Please output the records below in full, exactly as given, but without the images.
◆ ◆ ◆ ◆ ◆
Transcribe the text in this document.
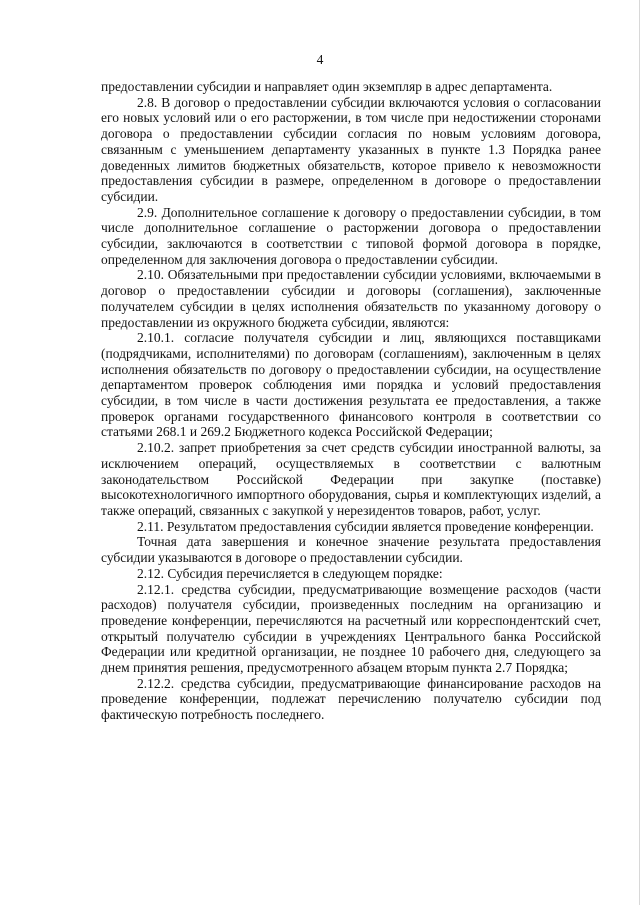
4

предоставлении субсидии и направляет один экземпляр в адрес департамента.

2.8. В договор о предоставлении субсидии включаются условия о согласовании его новых условий или о его расторжении, в том числе при недостижении сторонами договора о предоставлении субсидии согласия по новым условиям договора, связанным с уменьшением департаменту указанных в пункте 1.3 Порядка ранее доведенных лимитов бюджетных обязательств, которое привело к невозможности предоставления субсидии в размере, определенном в договоре о предоставлении субсидии.

2.9. Дополнительное соглашение к договору о предоставлении субсидии, в том числе дополнительное соглашение о расторжении договора о предоставлении субсидии, заключаются в соответствии с типовой формой договора в порядке, определенном для заключения договора о предоставлении субсидии.

2.10. Обязательными при предоставлении субсидии условиями, включаемыми в договор о предоставлении субсидии и договоры (соглашения), заключенные получателем субсидии в целях исполнения обязательств по указанному договору о предоставлении из окружного бюджета субсидии, являются:

2.10.1. согласие получателя субсидии и лиц, являющихся поставщиками (подрядчиками, исполнителями) по договорам (соглашениям), заключенным в целях исполнения обязательств по договору о предоставлении субсидии, на осуществление департаментом проверок соблюдения ими порядка и условий предоставления субсидии, в том числе в части достижения результата ее предоставления, а также проверок органами государственного финансового контроля в соответствии со статьями 268.1 и 269.2 Бюджетного кодекса Российской Федерации;

2.10.2. запрет приобретения за счет средств субсидии иностранной валюты, за исключением операций, осуществляемых в соответствии с валютным законодательством Российской Федерации при закупке (поставке) высокотехнологичного импортного оборудования, сырья и комплектующих изделий, а также операций, связанных с закупкой у нерезидентов товаров, работ, услуг.

2.11. Результатом предоставления субсидии является проведение конференции.

Точная дата завершения и конечное значение результата предоставления субсидии указываются в договоре о предоставлении субсидии.

2.12. Субсидия перечисляется в следующем порядке:

2.12.1. средства субсидии, предусматривающие возмещение расходов (части расходов) получателя субсидии, произведенных последним на организацию и проведение конференции, перечисляются на расчетный или корреспондентский счет, открытый получателю субсидии в учреждениях Центрального банка Российской Федерации или кредитной организации, не позднее 10 рабочего дня, следующего за днем принятия решения, предусмотренного абзацем вторым пункта 2.7 Порядка;

2.12.2. средства субсидии, предусматривающие финансирование расходов на проведение конференции, подлежат перечислению получателю субсидии под фактическую потребность последнего.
◆ ◆ ◆ ◆ ◆
**Written response**
Transcribe the text in this document.
4

предоставлении субсидии и направляет один экземпляр в адрес департамента.

2.8. В договор о предоставлении субсидии включаются условия о согласовании его новых условий или о его расторжении, в том числе при недостижении сторонами договора о предоставлении субсидии согласия по новым условиям договора, связанным с уменьшением департаменту указанных в пункте 1.3 Порядка ранее доведенных лимитов бюджетных обязательств, которое привело к невозможности предоставления субсидии в размере, определенном в договоре о предоставлении субсидии.

2.9. Дополнительное соглашение к договору о предоставлении субсидии, в том числе дополнительное соглашение о расторжении договора о предоставлении субсидии, заключаются в соответствии с типовой формой договора в порядке, определенном для заключения договора о предоставлении субсидии.

2.10. Обязательными при предоставлении субсидии условиями, включаемыми в договор о предоставлении субсидии и договоры (соглашения), заключенные получателем субсидии в целях исполнения обязательств по указанному договору о предоставлении из окружного бюджета субсидии, являются:

2.10.1. согласие получателя субсидии и лиц, являющихся поставщиками (подрядчиками, исполнителями) по договорам (соглашениям), заключенным в целях исполнения обязательств по договору о предоставлении субсидии, на осуществление департаментом проверок соблюдения ими порядка и условий предоставления субсидии, в том числе в части достижения результата ее предоставления, а также проверок органами государственного финансового контроля в соответствии со статьями 268.1 и 269.2 Бюджетного кодекса Российской Федерации;

2.10.2. запрет приобретения за счет средств субсидии иностранной валюты, за исключением операций, осуществляемых в соответствии с валютным законодательством Российской Федерации при закупке (поставке) высокотехнологичного импортного оборудования, сырья и комплектующих изделий, а также операций, связанных с закупкой у нерезидентов товаров, работ, услуг.

2.11. Результатом предоставления субсидии является проведение конференции.

Точная дата завершения и конечное значение результата предоставления субсидии указываются в договоре о предоставлении субсидии.

2.12. Субсидия перечисляется в следующем порядке:

2.12.1. средства субсидии, предусматривающие возмещение расходов (части расходов) получателя субсидии, произведенных последним на организацию и проведение конференции, перечисляются на расчетный или корреспондентский счет, открытый получателю субсидии в учреждениях Центрального банка Российской Федерации или кредитной организации, не позднее 10 рабочего дня, следующего за днем принятия решения, предусмотренного абзацем вторым пункта 2.7 Порядка;

2.12.2. средства субсидии, предусматривающие финансирование расходов на проведение конференции, подлежат перечислению получателю субсидии под фактическую потребность последнего.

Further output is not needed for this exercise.